• [Aim of the exercise]
Lift every line from the entries that includes the word "icon".

※

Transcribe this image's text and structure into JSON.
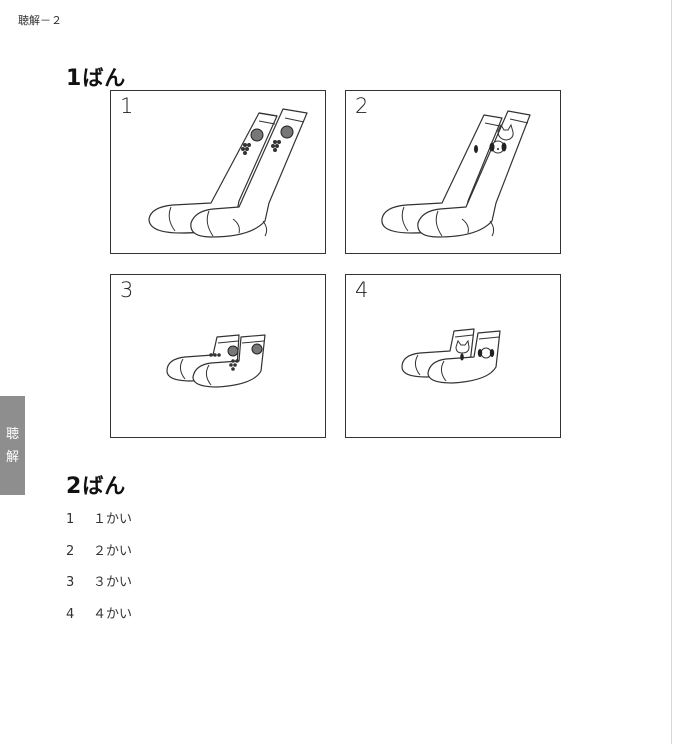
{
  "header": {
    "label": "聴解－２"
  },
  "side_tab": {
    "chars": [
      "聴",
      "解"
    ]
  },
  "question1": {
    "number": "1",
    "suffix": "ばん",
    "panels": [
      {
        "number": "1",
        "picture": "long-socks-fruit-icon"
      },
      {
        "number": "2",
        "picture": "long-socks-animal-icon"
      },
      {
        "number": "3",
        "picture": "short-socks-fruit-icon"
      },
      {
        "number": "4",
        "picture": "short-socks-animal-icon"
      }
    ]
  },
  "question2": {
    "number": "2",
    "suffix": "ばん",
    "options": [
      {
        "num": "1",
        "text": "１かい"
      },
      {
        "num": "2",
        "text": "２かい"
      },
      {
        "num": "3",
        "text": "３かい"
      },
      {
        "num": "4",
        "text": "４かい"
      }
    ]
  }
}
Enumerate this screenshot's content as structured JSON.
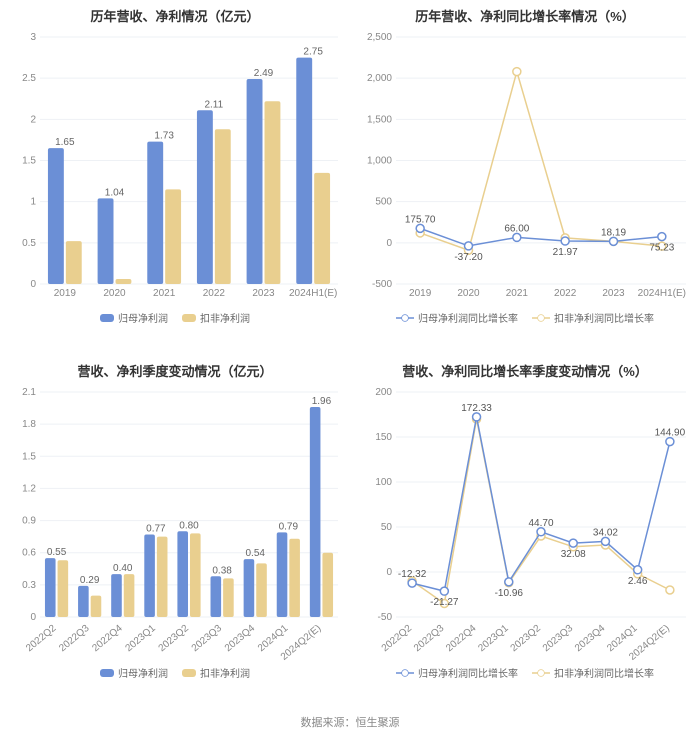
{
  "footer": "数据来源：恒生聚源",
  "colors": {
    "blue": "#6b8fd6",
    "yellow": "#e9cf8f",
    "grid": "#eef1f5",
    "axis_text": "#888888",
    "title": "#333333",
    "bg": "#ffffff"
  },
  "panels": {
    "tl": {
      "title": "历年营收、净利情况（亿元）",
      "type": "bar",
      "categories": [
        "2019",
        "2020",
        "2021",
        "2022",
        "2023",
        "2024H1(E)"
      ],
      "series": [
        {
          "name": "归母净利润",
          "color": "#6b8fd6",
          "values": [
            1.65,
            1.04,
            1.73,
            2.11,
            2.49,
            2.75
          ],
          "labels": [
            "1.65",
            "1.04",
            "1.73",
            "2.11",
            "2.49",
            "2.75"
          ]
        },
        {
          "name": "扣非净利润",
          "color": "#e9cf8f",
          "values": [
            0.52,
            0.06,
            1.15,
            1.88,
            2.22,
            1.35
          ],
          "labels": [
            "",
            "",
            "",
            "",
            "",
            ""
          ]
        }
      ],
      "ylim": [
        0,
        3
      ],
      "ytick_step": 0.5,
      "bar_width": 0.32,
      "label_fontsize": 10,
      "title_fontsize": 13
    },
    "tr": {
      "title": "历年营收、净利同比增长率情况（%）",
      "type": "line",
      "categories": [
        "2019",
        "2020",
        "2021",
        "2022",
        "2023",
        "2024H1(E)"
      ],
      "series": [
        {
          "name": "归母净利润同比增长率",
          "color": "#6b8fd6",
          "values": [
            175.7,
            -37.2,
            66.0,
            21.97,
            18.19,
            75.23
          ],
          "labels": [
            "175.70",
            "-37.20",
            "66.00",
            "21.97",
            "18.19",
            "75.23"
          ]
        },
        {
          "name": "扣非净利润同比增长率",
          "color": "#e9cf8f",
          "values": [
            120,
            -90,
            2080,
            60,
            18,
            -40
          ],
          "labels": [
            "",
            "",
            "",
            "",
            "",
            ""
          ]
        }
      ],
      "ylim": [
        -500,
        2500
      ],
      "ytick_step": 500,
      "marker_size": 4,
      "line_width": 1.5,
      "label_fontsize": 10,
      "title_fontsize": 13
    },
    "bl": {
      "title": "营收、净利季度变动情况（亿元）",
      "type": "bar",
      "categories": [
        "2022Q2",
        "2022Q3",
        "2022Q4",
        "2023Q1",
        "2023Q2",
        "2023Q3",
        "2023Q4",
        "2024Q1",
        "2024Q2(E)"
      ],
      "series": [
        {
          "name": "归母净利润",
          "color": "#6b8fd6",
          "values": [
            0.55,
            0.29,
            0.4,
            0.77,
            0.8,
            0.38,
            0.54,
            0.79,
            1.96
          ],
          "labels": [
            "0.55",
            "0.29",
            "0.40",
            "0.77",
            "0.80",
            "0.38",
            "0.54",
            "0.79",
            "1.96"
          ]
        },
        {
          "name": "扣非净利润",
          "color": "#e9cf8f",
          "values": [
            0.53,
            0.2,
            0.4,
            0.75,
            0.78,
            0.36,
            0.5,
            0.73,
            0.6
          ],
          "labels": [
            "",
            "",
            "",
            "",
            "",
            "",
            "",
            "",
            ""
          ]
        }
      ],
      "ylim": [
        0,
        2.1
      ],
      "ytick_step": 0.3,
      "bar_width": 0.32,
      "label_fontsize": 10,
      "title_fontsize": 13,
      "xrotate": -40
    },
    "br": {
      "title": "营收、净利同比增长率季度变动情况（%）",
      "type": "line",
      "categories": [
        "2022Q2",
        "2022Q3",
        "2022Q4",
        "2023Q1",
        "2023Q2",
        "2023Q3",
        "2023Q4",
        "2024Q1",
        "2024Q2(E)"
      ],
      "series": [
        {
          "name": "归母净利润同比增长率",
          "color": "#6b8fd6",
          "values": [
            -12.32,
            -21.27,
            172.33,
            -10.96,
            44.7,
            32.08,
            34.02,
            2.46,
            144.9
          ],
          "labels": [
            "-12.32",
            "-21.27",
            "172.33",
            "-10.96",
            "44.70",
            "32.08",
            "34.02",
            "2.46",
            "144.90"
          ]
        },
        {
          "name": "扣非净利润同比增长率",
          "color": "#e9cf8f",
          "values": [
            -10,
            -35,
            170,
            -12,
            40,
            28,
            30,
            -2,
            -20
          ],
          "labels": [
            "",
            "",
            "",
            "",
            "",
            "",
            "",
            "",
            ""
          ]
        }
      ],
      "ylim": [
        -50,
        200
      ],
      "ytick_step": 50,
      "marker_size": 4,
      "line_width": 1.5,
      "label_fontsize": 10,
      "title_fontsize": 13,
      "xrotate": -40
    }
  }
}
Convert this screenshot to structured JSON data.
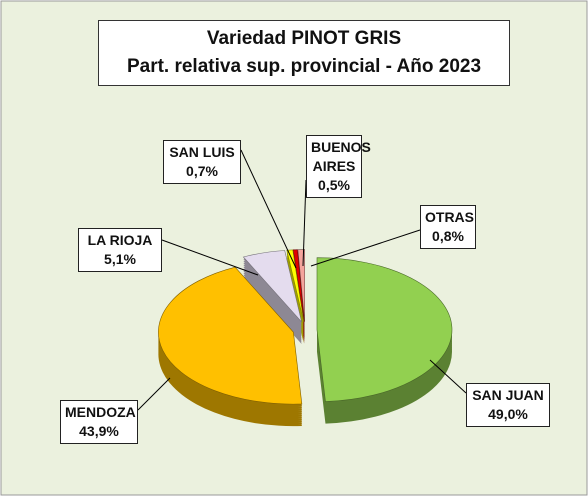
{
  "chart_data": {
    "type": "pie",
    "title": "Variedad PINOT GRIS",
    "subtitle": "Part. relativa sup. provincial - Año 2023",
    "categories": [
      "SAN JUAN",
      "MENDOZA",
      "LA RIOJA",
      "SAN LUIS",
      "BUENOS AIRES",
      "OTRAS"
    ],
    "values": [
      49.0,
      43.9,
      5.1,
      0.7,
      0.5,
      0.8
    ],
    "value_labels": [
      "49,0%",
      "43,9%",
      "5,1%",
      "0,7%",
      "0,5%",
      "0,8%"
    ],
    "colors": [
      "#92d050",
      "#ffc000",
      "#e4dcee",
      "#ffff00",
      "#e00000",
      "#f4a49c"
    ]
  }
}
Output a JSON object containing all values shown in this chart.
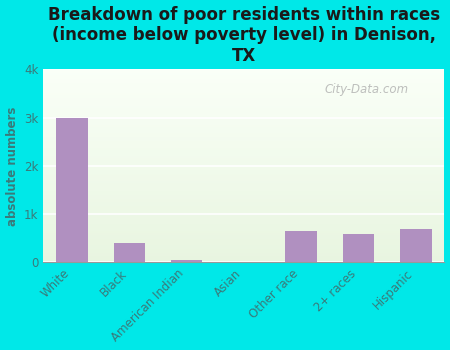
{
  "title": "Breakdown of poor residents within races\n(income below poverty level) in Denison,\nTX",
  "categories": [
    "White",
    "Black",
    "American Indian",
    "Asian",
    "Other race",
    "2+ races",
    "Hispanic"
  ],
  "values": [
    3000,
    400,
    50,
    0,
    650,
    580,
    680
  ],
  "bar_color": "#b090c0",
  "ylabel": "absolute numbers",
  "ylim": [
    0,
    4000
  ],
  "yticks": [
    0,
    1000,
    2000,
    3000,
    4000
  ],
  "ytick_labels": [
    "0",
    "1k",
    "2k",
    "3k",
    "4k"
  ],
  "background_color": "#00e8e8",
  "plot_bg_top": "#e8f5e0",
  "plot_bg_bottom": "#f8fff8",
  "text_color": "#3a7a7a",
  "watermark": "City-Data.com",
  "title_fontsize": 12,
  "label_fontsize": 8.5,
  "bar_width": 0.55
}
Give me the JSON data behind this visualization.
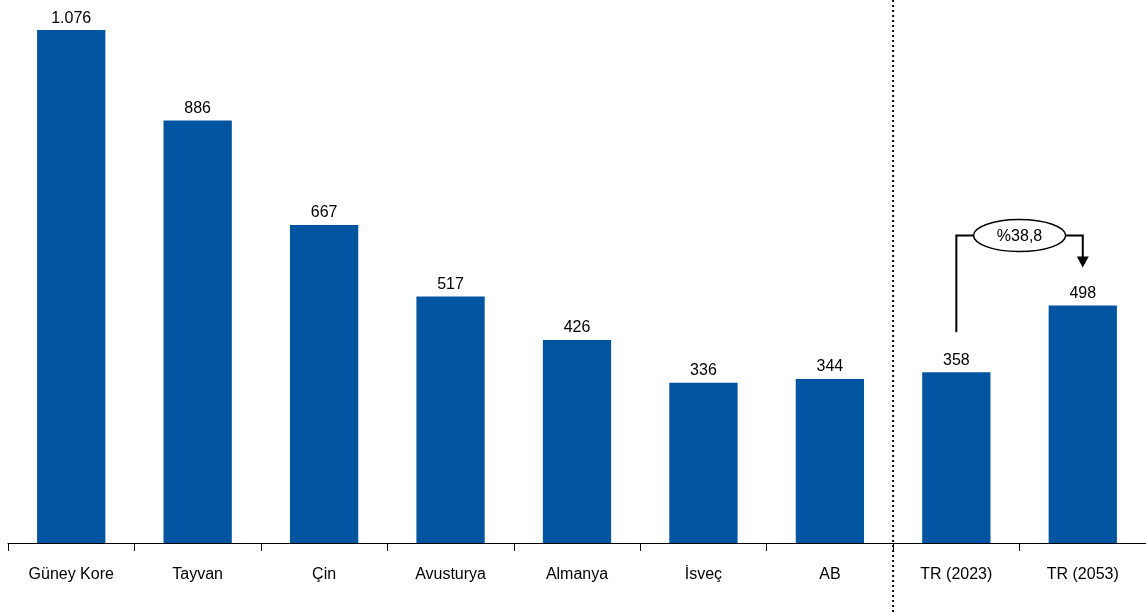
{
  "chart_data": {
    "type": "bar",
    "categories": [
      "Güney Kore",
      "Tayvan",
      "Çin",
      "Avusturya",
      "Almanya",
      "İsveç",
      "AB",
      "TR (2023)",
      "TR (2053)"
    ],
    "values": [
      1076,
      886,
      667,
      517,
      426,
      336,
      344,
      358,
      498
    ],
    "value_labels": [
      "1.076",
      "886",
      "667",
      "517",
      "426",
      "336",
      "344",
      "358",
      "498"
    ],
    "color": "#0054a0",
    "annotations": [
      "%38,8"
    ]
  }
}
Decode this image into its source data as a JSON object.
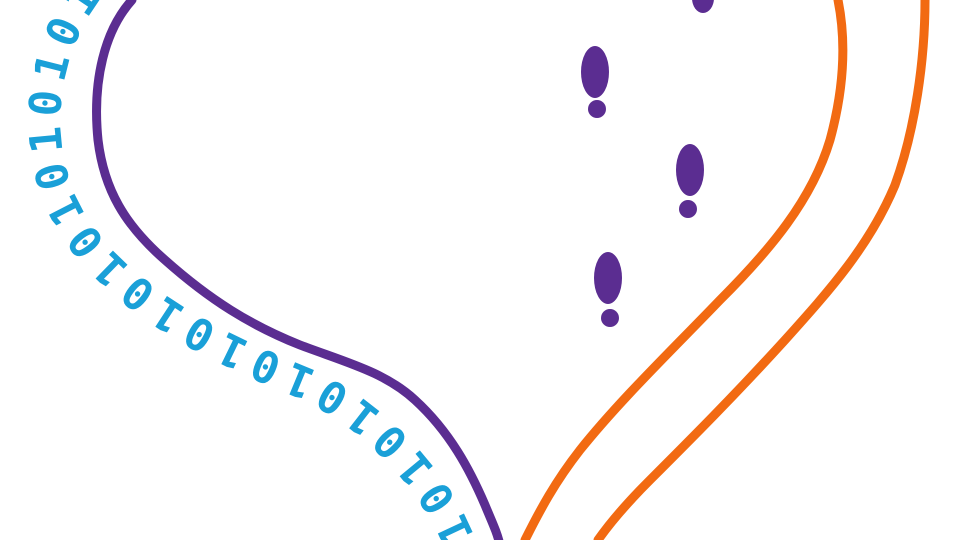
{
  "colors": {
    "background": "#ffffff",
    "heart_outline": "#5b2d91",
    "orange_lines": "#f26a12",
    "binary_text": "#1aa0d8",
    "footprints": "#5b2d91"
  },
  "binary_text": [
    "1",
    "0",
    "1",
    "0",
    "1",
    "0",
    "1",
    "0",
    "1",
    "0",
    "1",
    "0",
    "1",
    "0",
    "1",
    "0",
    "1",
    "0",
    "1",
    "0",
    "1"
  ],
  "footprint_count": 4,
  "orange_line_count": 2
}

※

• [Answer to this problem]
        "picture": "long-socks-fruit-icon"
        "picture": "long-socks-animal-icon"
        "picture": "short-socks-fruit-icon"
        "picture": "short-socks-animal-icon"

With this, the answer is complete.